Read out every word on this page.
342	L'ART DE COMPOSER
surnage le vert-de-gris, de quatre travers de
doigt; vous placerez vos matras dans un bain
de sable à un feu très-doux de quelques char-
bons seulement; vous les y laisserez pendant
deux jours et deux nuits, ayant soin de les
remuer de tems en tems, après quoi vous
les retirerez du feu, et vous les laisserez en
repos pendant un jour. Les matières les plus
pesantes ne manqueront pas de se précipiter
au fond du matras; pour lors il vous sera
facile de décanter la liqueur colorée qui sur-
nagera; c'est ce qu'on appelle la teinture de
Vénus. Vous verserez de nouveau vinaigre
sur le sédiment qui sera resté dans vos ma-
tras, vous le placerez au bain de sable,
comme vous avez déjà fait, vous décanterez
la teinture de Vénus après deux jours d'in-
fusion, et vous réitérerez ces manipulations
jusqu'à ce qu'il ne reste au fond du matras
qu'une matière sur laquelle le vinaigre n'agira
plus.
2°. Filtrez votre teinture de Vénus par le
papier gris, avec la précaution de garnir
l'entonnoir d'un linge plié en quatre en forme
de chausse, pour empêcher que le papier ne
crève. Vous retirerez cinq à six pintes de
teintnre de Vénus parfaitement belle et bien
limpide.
########################################
EXERCISE DIRECTIONS: Copy each line above that contains the string "jours".

EXPECTED ANSWER:
deux jours et deux nuits, ayant soin de les
la teinture de Vénus après deux jours d'in-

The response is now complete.